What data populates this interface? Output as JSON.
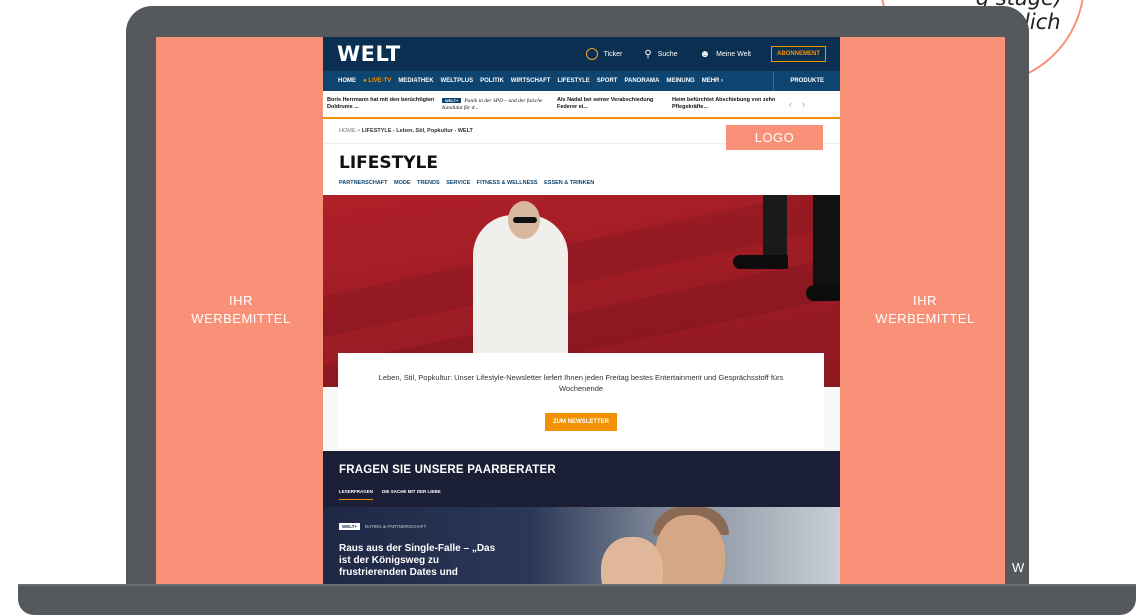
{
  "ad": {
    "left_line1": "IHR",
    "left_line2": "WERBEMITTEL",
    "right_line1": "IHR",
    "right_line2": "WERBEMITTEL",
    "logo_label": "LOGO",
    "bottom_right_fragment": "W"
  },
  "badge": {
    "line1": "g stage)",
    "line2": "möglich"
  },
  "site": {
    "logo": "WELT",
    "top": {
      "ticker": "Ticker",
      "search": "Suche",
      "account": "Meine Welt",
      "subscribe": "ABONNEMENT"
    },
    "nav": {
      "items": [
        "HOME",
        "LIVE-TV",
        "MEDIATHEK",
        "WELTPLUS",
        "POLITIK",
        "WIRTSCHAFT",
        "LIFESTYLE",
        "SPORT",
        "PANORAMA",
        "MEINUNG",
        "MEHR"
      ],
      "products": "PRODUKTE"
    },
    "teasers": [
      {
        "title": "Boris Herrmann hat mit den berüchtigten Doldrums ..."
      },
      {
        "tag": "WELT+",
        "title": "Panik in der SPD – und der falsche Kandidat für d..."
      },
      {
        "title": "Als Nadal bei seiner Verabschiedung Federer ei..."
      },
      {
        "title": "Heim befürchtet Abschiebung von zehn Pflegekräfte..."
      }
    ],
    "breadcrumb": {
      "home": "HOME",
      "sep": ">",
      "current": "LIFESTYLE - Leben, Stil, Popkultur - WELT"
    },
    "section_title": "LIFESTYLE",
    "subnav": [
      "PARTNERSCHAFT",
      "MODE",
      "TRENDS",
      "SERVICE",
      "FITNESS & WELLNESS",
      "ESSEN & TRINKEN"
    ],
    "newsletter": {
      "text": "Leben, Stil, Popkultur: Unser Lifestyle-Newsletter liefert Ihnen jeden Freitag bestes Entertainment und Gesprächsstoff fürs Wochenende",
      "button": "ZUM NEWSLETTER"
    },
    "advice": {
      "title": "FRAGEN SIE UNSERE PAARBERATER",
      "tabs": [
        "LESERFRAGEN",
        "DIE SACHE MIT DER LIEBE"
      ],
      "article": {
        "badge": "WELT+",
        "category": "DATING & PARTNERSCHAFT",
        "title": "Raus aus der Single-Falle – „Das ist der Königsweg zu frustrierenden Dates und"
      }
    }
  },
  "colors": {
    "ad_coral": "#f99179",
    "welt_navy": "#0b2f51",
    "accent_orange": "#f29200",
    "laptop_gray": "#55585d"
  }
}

· · · · · · ·

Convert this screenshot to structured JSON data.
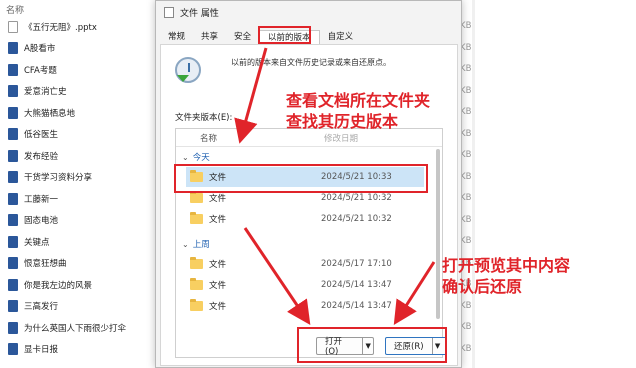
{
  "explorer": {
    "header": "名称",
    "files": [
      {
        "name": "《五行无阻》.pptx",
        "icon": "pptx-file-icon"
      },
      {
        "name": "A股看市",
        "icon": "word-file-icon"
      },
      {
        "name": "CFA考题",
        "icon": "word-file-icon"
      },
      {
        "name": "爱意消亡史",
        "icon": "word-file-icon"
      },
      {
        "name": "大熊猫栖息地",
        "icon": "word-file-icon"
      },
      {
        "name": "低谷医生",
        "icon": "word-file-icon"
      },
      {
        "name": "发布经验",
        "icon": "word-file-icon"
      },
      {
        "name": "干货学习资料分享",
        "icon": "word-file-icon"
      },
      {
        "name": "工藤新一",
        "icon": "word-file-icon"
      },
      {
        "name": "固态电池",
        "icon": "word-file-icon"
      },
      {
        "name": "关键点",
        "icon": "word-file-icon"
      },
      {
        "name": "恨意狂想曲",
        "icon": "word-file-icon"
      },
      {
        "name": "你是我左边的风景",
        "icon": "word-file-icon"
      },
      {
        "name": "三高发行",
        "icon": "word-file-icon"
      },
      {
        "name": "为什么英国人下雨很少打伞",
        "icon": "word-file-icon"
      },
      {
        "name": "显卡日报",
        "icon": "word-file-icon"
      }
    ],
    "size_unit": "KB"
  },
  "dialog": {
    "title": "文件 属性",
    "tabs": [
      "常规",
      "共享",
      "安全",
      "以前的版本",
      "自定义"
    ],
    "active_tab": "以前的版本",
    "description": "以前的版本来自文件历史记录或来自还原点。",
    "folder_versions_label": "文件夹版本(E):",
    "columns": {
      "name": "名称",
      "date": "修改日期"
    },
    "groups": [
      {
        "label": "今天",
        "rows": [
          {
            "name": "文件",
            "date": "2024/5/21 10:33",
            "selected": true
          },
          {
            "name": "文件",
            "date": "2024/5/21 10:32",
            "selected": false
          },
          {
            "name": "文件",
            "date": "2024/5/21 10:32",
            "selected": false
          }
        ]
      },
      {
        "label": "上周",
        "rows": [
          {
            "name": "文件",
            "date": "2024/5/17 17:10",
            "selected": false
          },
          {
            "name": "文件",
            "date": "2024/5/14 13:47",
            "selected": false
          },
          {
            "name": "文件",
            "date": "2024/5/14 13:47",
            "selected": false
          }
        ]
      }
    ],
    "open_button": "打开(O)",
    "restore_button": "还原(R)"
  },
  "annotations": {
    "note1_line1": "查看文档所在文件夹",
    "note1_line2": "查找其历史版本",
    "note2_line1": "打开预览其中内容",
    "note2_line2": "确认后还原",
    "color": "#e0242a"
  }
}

· · · · · · ·

Goal of the exercise »
Read through the data and copy every line where "Stil" shows up.

Answer below »
      "current": "LIFESTYLE - Leben, Stil, Popkultur - WELT"
      "text": "Leben, Stil, Popkultur: Unser Lifestyle-Newsletter liefert Ihnen jeden Freitag bestes Entertainment und Gesprächsstoff fürs Wochenende",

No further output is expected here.